--- Start Supplied records ---
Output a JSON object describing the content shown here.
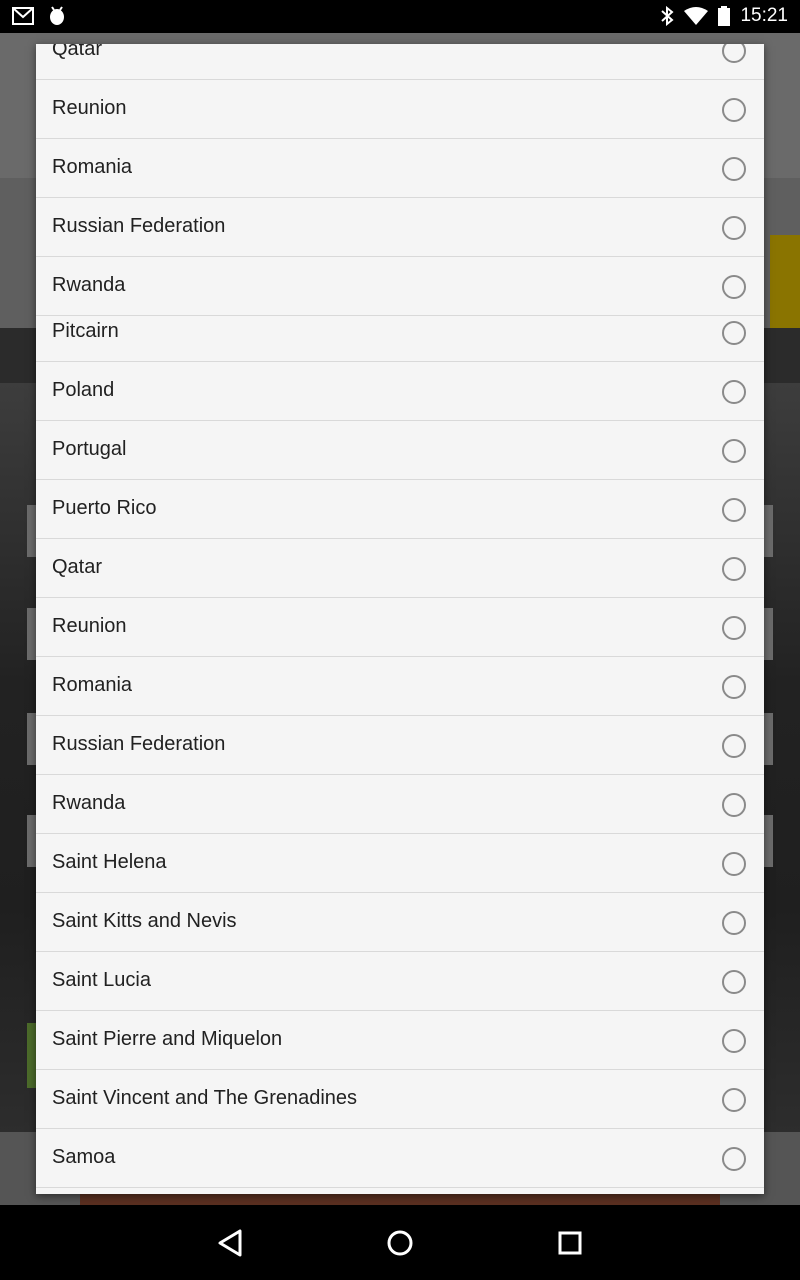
{
  "status_bar": {
    "time": "15:21",
    "left_icons": [
      "gmail-icon",
      "android-debug-icon"
    ],
    "right_icons": [
      "bluetooth-icon",
      "wifi-icon",
      "battery-icon"
    ]
  },
  "dialog": {
    "options": [
      {
        "label": "Qatar"
      },
      {
        "label": "Reunion"
      },
      {
        "label": "Romania"
      },
      {
        "label": "Russian Federation"
      },
      {
        "label": "Rwanda"
      },
      {
        "label": "Pitcairn"
      },
      {
        "label": "Poland"
      },
      {
        "label": "Portugal"
      },
      {
        "label": "Puerto Rico"
      },
      {
        "label": "Qatar"
      },
      {
        "label": "Reunion"
      },
      {
        "label": "Romania"
      },
      {
        "label": "Russian Federation"
      },
      {
        "label": "Rwanda"
      },
      {
        "label": "Saint Helena"
      },
      {
        "label": "Saint Kitts and Nevis"
      },
      {
        "label": "Saint Lucia"
      },
      {
        "label": "Saint Pierre and Miquelon"
      },
      {
        "label": "Saint Vincent and The Grenadines"
      },
      {
        "label": "Samoa"
      }
    ]
  },
  "nav_bar": {
    "buttons": [
      "back-icon",
      "home-icon",
      "recents-icon"
    ]
  }
}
--- End Supplied records ---
◆ **Written exercise**
Pick every line with "Saint" in it and copy it.

◆ **Completed exercise**
        "label": "Saint Helena"
        "label": "Saint Kitts and Nevis"
        "label": "Saint Lucia"
        "label": "Saint Pierre and Miquelon"
        "label": "Saint Vincent and The Grenadines"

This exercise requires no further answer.